* _TASK TO CARRY OUT_
Quote every line of the material beneath this one.

Records that describe figures
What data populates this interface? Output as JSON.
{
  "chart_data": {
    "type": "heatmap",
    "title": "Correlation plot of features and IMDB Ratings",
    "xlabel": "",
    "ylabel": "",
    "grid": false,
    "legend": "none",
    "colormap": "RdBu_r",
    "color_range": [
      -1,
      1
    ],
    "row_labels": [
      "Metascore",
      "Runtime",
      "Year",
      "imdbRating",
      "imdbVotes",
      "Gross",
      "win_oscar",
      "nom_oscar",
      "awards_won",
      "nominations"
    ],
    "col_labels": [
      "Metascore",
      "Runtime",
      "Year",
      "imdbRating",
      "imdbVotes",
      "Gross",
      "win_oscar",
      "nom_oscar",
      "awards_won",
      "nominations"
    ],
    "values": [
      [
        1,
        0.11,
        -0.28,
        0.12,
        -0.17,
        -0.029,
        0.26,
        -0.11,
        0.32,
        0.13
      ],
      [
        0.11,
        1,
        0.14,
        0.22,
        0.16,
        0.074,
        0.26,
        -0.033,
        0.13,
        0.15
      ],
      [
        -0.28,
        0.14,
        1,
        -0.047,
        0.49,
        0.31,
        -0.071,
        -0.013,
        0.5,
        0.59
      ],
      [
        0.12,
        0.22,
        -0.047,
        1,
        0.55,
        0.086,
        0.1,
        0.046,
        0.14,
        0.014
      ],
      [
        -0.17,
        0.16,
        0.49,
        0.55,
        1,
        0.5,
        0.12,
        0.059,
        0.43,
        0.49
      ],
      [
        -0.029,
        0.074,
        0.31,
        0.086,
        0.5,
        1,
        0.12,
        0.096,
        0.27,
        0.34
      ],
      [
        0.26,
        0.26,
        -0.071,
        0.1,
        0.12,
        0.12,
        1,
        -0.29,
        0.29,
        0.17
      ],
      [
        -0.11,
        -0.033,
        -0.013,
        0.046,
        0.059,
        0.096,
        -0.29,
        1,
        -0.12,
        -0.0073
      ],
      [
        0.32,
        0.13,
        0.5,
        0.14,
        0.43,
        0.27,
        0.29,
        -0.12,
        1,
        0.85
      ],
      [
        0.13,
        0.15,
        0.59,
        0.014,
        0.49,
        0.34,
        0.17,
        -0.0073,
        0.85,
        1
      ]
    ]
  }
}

* _PROBLEM SOLUTION_
What data populates this interface? Output as JSON.
{
  "chart_data": {
    "type": "heatmap",
    "title": "Correlation plot of features and IMDB Ratings",
    "xlabel": "",
    "ylabel": "",
    "grid": false,
    "legend": "none",
    "colormap": "RdBu_r",
    "color_range": [
      -1,
      1
    ],
    "row_labels": [
      "Metascore",
      "Runtime",
      "Year",
      "imdbRating",
      "imdbVotes",
      "Gross",
      "win_oscar",
      "nom_oscar",
      "awards_won",
      "nominations"
    ],
    "col_labels": [
      "Metascore",
      "Runtime",
      "Year",
      "imdbRating",
      "imdbVotes",
      "Gross",
      "win_oscar",
      "nom_oscar",
      "awards_won",
      "nominations"
    ],
    "values": [
      [
        1,
        0.11,
        -0.28,
        0.12,
        -0.17,
        -0.029,
        0.26,
        -0.11,
        0.32,
        0.13
      ],
      [
        0.11,
        1,
        0.14,
        0.22,
        0.16,
        0.074,
        0.26,
        -0.033,
        0.13,
        0.15
      ],
      [
        -0.28,
        0.14,
        1,
        -0.047,
        0.49,
        0.31,
        -0.071,
        -0.013,
        0.5,
        0.59
      ],
      [
        0.12,
        0.22,
        -0.047,
        1,
        0.55,
        0.086,
        0.1,
        0.046,
        0.14,
        0.014
      ],
      [
        -0.17,
        0.16,
        0.49,
        0.55,
        1,
        0.5,
        0.12,
        0.059,
        0.43,
        0.49
      ],
      [
        -0.029,
        0.074,
        0.31,
        0.086,
        0.5,
        1,
        0.12,
        0.096,
        0.27,
        0.34
      ],
      [
        0.26,
        0.26,
        -0.071,
        0.1,
        0.12,
        0.12,
        1,
        -0.29,
        0.29,
        0.17
      ],
      [
        -0.11,
        -0.033,
        -0.013,
        0.046,
        0.059,
        0.096,
        -0.29,
        1,
        -0.12,
        -0.0073
      ],
      [
        0.32,
        0.13,
        0.5,
        0.14,
        0.43,
        0.27,
        0.29,
        -0.12,
        1,
        0.85
      ],
      [
        0.13,
        0.15,
        0.59,
        0.014,
        0.49,
        0.34,
        0.17,
        -0.0073,
        0.85,
        1
      ]
    ]
  }
}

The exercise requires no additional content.